* REQUIRED WORK: Using the data below, tally the lines that include the string "Delegate". Only the number is wanted.

Stored items
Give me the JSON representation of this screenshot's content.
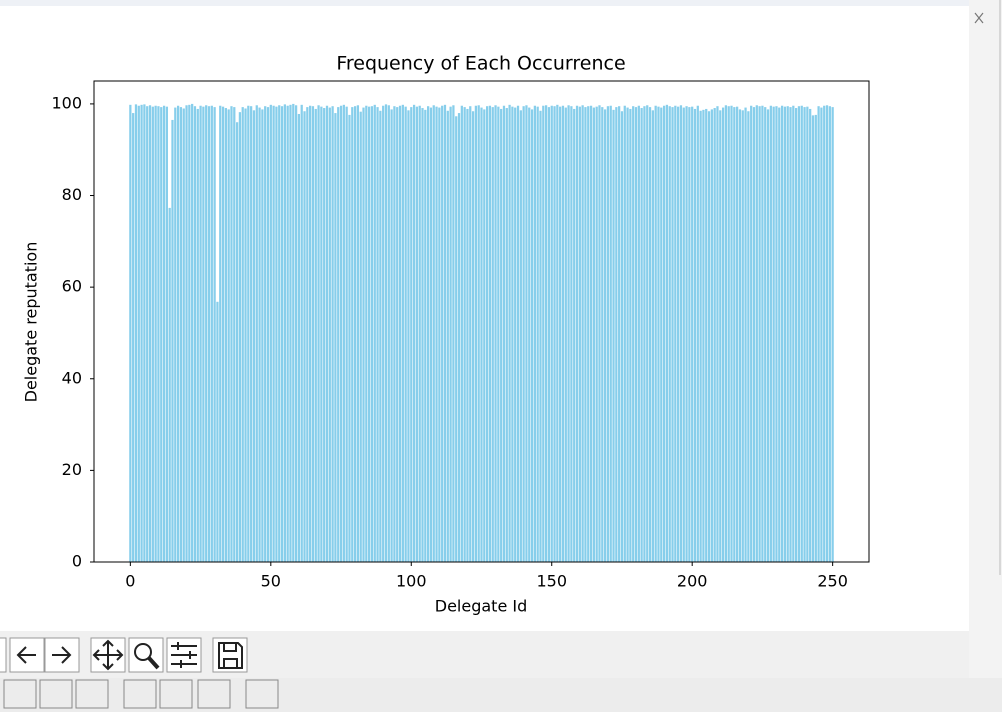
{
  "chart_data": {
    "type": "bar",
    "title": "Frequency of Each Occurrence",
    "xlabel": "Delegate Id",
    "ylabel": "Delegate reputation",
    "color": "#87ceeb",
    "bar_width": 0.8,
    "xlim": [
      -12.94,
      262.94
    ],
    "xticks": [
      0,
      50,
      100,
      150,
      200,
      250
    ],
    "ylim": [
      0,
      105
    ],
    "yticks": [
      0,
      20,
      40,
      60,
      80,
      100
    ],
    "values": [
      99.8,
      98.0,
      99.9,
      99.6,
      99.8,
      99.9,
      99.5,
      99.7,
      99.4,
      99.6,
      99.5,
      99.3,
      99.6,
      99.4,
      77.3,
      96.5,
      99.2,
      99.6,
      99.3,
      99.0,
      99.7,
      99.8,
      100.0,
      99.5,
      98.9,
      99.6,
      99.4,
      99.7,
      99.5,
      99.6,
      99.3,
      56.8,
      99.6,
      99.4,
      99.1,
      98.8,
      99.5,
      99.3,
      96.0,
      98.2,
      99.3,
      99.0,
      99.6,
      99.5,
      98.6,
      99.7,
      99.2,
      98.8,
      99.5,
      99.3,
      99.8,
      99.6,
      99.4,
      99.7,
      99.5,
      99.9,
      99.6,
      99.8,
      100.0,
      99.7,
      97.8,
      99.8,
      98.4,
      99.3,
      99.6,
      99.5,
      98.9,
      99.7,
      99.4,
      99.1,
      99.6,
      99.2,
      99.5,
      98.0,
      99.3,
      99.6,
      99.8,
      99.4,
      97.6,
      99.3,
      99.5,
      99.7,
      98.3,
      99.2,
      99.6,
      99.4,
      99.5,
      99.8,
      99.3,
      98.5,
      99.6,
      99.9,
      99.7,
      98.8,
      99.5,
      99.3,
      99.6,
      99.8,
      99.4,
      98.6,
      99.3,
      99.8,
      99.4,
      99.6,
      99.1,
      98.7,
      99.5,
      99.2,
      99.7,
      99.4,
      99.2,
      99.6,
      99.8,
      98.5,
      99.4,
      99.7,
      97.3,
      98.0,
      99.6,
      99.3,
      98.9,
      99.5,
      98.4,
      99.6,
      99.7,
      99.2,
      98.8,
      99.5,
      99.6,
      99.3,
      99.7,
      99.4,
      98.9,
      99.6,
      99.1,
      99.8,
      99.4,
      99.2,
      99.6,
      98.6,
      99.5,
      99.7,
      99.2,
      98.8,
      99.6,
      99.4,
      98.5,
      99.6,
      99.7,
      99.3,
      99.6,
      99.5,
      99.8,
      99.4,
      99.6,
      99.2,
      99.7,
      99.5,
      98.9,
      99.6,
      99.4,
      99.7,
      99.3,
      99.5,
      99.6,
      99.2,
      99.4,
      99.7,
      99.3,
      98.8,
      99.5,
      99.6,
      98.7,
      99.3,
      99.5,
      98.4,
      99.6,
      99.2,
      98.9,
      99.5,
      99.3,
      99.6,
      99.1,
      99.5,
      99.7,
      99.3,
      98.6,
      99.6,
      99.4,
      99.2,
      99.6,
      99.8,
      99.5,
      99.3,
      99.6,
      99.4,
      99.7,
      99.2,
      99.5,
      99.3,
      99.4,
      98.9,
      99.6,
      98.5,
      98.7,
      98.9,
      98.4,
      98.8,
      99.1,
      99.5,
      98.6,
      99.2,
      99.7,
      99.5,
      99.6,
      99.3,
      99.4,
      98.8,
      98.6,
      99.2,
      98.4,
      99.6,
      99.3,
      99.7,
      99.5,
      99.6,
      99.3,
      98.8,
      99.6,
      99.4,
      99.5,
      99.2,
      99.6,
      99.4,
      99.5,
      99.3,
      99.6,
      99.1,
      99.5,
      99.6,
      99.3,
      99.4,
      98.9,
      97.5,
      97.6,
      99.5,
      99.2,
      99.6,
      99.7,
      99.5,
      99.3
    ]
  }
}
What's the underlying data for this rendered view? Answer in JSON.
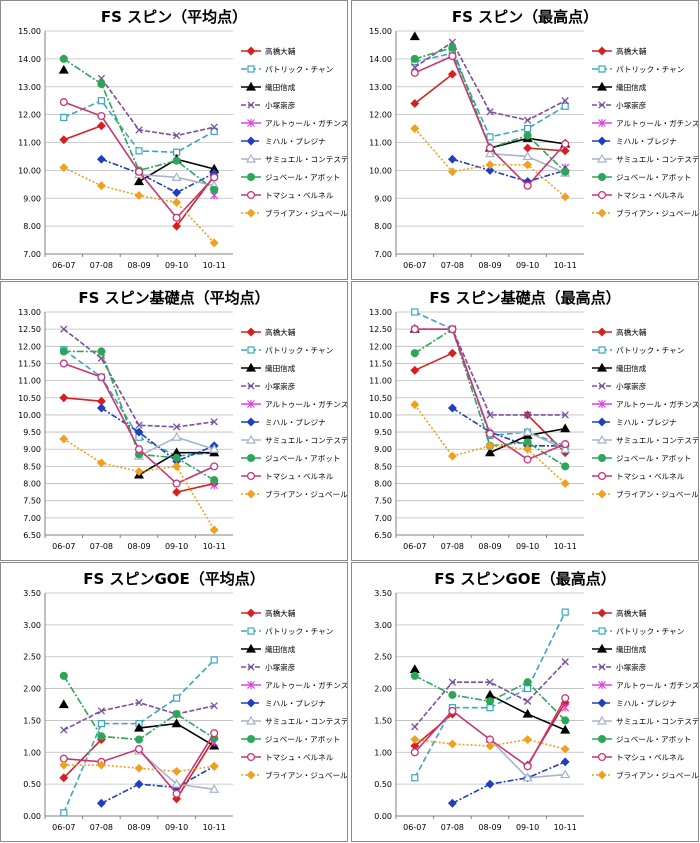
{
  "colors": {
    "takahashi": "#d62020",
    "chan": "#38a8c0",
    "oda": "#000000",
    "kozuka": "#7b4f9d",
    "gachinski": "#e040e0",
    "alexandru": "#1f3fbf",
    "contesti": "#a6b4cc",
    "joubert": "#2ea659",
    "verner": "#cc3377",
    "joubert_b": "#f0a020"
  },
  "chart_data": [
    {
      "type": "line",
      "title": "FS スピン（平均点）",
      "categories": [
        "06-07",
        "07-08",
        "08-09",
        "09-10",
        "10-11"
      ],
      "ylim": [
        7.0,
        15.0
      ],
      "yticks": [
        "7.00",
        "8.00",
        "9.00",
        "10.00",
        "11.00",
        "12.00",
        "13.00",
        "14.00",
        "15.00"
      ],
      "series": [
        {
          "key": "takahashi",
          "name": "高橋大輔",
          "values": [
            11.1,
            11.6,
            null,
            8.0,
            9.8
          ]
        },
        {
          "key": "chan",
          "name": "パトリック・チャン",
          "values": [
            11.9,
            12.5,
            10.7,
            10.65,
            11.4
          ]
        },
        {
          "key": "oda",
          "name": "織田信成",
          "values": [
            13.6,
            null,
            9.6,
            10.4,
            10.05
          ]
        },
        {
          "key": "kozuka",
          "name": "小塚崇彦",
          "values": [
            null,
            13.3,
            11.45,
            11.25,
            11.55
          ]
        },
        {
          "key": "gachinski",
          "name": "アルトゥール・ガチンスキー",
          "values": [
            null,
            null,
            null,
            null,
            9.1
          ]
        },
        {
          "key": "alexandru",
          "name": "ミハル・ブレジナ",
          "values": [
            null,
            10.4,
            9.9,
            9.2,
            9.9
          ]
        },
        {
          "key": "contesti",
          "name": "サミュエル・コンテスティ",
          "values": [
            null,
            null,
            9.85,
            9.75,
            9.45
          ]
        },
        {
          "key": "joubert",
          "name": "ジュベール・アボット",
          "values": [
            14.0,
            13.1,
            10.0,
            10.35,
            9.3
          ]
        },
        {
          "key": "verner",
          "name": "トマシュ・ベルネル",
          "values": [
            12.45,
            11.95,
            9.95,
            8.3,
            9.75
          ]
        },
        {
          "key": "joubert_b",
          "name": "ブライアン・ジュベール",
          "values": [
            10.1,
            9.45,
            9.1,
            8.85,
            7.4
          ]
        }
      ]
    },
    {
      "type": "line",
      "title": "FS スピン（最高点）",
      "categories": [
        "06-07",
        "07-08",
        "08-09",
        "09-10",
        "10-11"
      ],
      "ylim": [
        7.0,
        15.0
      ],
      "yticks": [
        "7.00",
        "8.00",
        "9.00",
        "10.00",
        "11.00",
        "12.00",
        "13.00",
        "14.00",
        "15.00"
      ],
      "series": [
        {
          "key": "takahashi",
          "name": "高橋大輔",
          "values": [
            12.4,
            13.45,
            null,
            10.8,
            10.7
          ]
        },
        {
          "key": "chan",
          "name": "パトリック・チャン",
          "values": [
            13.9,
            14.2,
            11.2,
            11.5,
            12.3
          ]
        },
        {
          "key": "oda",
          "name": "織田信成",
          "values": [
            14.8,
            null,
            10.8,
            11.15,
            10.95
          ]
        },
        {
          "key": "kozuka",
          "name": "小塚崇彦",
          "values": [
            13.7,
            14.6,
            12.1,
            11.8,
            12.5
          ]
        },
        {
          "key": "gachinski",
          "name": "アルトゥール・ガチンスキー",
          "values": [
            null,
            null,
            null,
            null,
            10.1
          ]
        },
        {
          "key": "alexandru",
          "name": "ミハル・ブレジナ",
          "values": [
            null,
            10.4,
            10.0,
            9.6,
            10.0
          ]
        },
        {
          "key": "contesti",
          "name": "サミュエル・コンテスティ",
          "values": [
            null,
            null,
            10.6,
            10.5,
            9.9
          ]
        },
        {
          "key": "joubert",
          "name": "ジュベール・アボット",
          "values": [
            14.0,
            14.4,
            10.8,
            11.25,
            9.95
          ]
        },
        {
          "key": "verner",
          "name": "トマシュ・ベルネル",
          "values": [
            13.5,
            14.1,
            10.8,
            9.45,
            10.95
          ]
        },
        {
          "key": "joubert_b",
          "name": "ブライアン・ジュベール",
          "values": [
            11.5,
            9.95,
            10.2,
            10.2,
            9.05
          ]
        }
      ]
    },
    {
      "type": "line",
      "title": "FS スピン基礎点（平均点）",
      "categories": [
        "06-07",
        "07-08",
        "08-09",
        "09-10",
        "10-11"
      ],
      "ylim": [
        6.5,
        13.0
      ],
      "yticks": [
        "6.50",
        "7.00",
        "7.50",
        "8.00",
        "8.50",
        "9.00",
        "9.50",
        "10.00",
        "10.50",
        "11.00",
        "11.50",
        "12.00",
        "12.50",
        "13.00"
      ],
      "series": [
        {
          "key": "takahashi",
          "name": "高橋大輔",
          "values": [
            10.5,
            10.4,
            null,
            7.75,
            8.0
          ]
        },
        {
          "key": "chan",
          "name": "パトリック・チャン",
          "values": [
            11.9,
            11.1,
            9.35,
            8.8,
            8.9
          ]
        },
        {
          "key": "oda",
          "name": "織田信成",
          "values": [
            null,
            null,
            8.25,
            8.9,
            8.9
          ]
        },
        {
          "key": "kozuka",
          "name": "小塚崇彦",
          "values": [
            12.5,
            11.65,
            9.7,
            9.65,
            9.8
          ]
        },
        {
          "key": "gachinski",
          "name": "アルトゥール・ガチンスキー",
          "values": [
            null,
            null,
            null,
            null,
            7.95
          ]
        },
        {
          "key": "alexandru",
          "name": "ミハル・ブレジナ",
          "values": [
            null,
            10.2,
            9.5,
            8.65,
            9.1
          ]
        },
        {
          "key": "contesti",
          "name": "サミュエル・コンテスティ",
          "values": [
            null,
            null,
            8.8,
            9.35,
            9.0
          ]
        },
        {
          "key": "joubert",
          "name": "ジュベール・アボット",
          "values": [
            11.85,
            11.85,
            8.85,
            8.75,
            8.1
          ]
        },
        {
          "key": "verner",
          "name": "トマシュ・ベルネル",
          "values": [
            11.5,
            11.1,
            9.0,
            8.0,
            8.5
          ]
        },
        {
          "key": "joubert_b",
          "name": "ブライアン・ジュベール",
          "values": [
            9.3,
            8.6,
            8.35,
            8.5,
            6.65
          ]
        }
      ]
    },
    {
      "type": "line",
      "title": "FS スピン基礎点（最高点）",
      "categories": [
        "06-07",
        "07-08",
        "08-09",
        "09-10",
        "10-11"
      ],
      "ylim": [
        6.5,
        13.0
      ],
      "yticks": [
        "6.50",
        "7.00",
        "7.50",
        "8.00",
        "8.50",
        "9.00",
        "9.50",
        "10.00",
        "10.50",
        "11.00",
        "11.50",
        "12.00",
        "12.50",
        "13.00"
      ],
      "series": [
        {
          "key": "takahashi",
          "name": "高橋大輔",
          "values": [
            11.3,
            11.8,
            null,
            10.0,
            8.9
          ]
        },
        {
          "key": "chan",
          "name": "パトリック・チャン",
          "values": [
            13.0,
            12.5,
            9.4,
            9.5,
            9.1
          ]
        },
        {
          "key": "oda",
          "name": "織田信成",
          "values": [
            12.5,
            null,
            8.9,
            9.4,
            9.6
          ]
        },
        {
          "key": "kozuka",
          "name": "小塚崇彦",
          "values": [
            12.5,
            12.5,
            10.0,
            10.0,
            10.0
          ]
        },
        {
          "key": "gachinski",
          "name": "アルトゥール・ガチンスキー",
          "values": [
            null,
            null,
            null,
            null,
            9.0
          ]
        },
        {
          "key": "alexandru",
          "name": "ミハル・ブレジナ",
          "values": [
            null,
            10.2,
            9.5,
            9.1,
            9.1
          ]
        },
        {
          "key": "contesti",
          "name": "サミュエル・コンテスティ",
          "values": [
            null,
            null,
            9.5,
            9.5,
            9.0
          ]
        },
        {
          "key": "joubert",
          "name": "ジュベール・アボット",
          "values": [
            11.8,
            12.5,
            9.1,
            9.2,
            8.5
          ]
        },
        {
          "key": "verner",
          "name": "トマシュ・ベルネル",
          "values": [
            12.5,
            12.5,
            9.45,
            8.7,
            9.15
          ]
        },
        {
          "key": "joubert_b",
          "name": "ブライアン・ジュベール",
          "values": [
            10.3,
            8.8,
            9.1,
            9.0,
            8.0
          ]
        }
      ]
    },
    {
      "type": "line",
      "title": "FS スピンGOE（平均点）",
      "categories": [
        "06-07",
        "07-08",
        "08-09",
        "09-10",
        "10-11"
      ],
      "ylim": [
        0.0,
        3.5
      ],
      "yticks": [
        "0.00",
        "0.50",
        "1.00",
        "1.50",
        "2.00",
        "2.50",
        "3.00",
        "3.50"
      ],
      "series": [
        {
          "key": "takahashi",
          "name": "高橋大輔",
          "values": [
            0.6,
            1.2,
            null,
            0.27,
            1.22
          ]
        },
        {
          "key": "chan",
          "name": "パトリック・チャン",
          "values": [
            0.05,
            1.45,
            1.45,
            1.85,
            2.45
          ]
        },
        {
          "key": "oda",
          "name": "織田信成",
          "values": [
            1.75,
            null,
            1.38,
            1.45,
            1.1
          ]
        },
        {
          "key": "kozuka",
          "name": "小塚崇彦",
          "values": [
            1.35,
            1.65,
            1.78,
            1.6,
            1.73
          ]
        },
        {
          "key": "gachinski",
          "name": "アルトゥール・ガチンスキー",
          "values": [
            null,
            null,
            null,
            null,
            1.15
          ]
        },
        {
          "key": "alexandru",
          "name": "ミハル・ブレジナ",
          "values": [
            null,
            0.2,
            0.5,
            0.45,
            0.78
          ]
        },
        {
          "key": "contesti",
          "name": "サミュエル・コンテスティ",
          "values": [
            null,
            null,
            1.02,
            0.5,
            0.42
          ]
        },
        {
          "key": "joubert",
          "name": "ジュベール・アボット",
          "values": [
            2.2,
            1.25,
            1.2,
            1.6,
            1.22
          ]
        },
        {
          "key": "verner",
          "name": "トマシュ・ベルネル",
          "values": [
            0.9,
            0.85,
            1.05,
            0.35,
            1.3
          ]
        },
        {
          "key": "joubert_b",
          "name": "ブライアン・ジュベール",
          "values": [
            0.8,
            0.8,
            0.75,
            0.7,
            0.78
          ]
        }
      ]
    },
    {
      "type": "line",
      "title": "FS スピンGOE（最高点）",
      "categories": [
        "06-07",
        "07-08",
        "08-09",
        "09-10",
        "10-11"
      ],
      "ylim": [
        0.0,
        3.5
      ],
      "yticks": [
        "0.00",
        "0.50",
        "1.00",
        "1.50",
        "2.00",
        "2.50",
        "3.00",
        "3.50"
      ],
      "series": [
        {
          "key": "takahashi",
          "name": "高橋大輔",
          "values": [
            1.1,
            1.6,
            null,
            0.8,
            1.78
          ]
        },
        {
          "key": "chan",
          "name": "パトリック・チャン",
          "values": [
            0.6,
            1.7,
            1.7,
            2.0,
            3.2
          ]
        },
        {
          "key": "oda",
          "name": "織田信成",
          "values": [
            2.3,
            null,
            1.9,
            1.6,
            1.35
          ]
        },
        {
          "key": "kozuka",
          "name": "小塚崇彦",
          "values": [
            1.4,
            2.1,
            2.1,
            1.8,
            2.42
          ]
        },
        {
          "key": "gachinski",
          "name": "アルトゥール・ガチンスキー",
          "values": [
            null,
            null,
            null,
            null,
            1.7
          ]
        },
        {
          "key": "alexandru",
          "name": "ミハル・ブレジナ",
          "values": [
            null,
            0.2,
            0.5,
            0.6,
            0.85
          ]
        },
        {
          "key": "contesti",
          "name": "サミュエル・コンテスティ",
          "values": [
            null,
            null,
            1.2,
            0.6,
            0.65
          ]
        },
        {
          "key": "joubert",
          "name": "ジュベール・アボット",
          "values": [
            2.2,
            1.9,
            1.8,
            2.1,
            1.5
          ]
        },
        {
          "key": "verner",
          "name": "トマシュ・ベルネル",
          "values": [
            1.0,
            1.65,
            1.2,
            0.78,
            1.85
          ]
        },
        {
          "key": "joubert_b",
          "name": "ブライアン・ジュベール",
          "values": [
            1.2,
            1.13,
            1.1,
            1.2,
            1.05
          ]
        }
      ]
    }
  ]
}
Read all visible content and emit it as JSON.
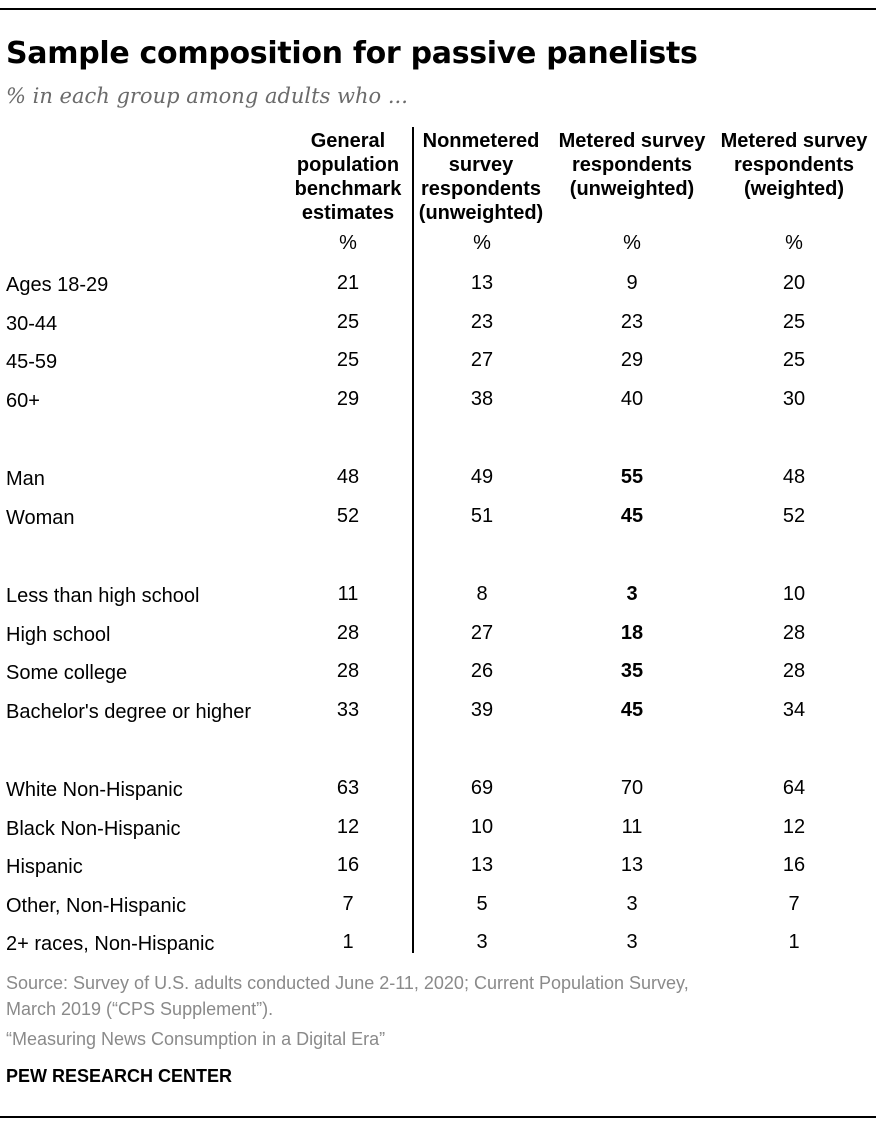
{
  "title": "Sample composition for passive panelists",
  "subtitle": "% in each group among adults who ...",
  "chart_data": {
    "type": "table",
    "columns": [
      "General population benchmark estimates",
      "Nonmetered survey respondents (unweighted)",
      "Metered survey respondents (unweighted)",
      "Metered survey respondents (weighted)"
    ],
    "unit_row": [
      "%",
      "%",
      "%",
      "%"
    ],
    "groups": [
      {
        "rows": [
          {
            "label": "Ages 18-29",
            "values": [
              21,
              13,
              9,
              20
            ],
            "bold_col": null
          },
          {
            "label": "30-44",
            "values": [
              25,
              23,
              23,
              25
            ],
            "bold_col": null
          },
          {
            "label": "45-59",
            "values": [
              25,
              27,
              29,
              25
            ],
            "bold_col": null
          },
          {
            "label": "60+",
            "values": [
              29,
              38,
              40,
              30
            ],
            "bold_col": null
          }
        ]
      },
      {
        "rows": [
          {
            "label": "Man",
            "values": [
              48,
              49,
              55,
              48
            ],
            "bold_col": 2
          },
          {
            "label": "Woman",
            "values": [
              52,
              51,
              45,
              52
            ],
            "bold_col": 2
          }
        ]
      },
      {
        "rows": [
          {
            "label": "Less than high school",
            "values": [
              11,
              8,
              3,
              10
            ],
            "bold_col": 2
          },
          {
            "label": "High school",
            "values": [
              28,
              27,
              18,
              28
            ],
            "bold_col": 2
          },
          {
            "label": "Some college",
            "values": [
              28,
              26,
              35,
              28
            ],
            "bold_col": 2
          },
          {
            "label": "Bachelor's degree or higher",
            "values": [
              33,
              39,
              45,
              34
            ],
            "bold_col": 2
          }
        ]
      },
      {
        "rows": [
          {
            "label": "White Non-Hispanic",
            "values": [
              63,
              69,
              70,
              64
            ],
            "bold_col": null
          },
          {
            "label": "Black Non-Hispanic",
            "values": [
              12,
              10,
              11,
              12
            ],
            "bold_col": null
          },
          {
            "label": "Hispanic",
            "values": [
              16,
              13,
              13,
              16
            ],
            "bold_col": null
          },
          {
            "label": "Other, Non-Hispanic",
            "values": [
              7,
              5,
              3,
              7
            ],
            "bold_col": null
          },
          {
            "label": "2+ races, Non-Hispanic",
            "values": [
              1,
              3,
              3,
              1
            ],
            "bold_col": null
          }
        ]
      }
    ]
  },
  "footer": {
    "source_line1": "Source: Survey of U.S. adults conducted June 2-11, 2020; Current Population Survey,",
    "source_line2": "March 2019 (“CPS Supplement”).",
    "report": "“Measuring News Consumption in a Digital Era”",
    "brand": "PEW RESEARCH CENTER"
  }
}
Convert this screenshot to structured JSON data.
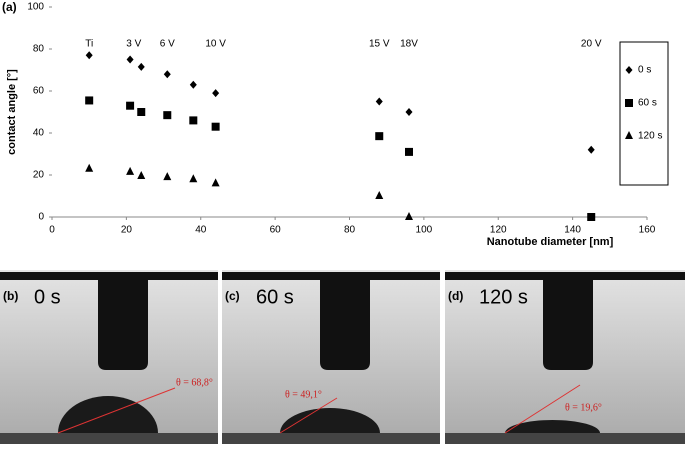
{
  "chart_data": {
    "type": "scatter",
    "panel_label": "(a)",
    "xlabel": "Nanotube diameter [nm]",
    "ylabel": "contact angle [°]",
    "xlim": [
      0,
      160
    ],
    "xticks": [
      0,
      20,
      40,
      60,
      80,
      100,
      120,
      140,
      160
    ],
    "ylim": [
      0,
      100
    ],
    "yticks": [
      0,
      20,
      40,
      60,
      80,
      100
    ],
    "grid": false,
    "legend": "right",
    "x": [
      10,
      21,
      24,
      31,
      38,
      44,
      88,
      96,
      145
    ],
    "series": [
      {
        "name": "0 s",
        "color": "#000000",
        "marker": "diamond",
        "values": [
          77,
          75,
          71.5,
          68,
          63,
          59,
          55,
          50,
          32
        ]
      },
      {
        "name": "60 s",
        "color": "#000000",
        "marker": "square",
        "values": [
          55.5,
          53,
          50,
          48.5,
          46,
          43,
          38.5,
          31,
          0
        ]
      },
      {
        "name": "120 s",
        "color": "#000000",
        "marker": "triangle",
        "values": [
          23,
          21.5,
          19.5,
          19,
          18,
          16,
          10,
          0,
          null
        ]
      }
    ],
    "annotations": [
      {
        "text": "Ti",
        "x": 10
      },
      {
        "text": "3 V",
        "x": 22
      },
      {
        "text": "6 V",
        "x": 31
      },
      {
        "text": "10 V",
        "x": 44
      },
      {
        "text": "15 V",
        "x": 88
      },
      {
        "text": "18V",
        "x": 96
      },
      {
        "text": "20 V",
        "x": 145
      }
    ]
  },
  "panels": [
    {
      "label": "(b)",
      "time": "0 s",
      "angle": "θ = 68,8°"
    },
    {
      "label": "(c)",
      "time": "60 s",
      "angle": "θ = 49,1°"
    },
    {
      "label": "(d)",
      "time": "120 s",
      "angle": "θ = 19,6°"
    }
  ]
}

* SOLUTION: 2